> [Stated goal]
Go through the data below and copy it exactly, skipping every picture.

> [Information provided]
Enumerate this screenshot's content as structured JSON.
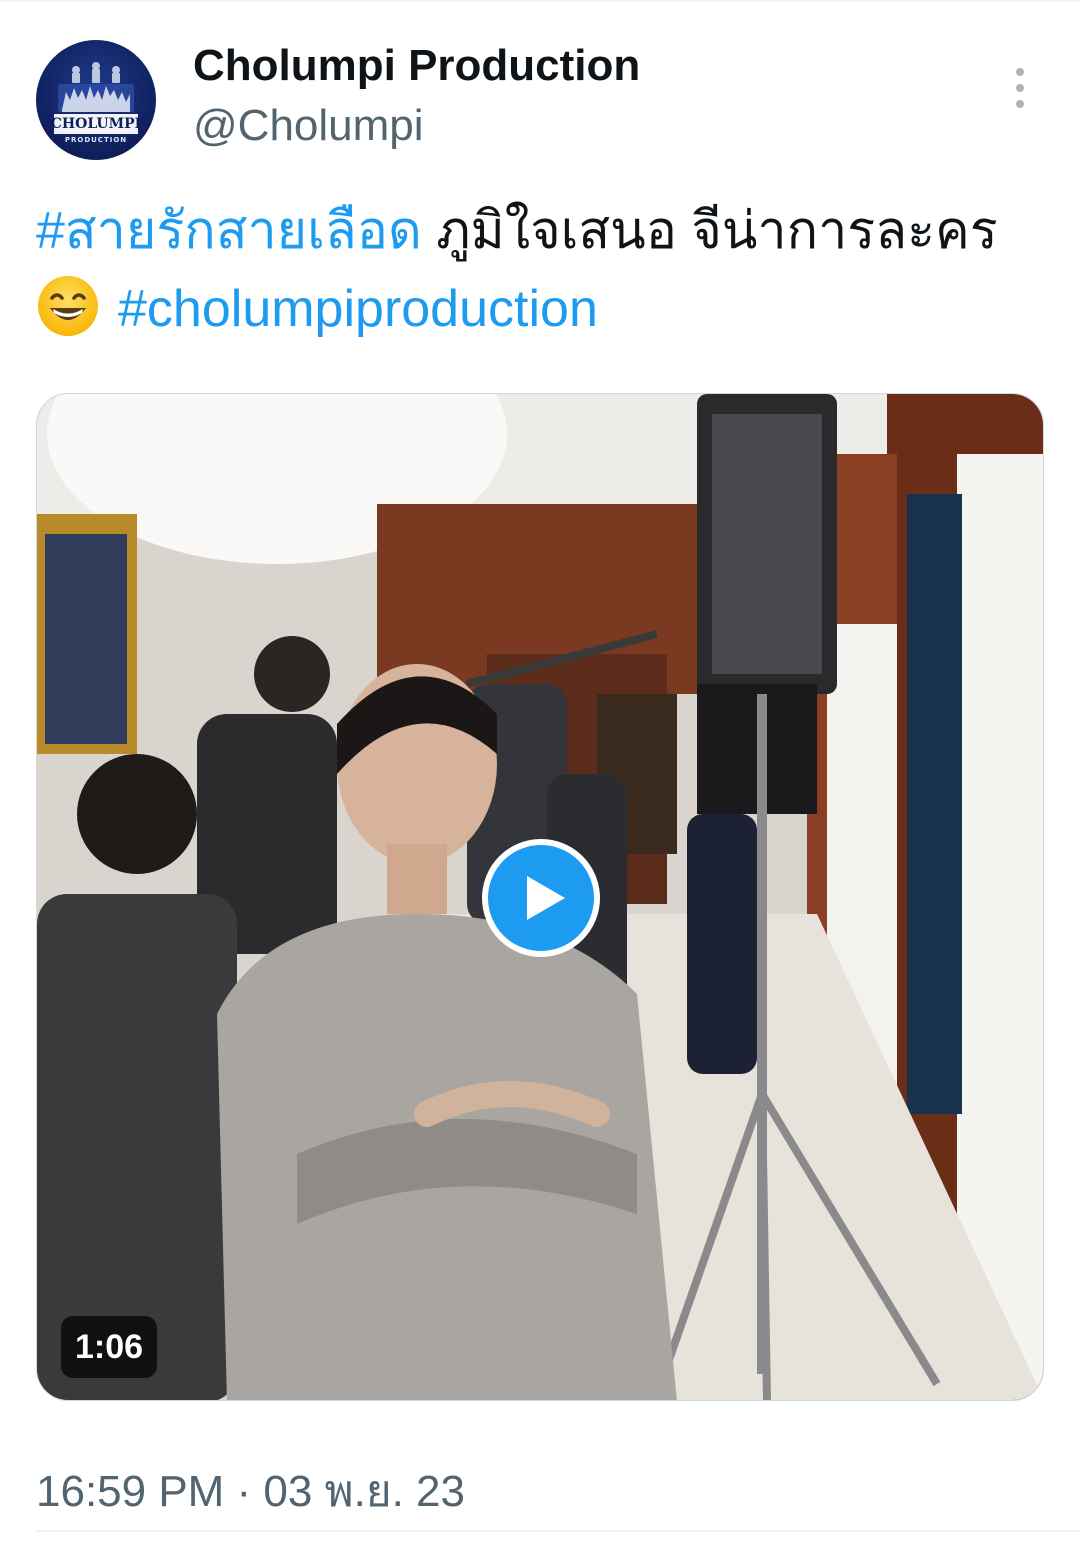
{
  "author": {
    "display_name": "Cholumpi Production",
    "handle": "@Cholumpi",
    "avatar_icon": "cholumpi-logo",
    "avatar_text_line1": "CHOLUMPI",
    "avatar_text_line2": "PRODUCTION"
  },
  "menu": {
    "icon": "more-vertical-icon"
  },
  "tweet": {
    "hashtag_1": "#สายรักสายเลือด",
    "text": " ภูมิใจเสนอ จีน่าการละคร",
    "emoji": "grinning-face-with-smiling-eyes",
    "hashtag_2": "#cholumpiproduction"
  },
  "media": {
    "type": "video",
    "duration": "1:06",
    "play_icon": "play-icon"
  },
  "meta": {
    "timestamp": "16:59 PM · 03 พ.ย. 23"
  },
  "colors": {
    "link": "#1d9bf0",
    "text": "#0f1419",
    "secondary": "#536471"
  }
}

> [Task output]
Enumerate this screenshot's content as structured JSON.
{
  "author": {
    "display_name": "Cholumpi Production",
    "handle": "@Cholumpi",
    "avatar_icon": "cholumpi-logo",
    "avatar_text_line1": "CHOLUMPI",
    "avatar_text_line2": "PRODUCTION"
  },
  "menu": {
    "icon": "more-vertical-icon"
  },
  "tweet": {
    "hashtag_1": "#สายรักสายเลือด",
    "text": " ภูมิใจเสนอ จีน่าการละคร",
    "emoji": "grinning-face-with-smiling-eyes",
    "hashtag_2": "#cholumpiproduction"
  },
  "media": {
    "type": "video",
    "duration": "1:06",
    "play_icon": "play-icon"
  },
  "meta": {
    "timestamp": "16:59 PM · 03 พ.ย. 23"
  },
  "colors": {
    "link": "#1d9bf0",
    "text": "#0f1419",
    "secondary": "#536471"
  }
}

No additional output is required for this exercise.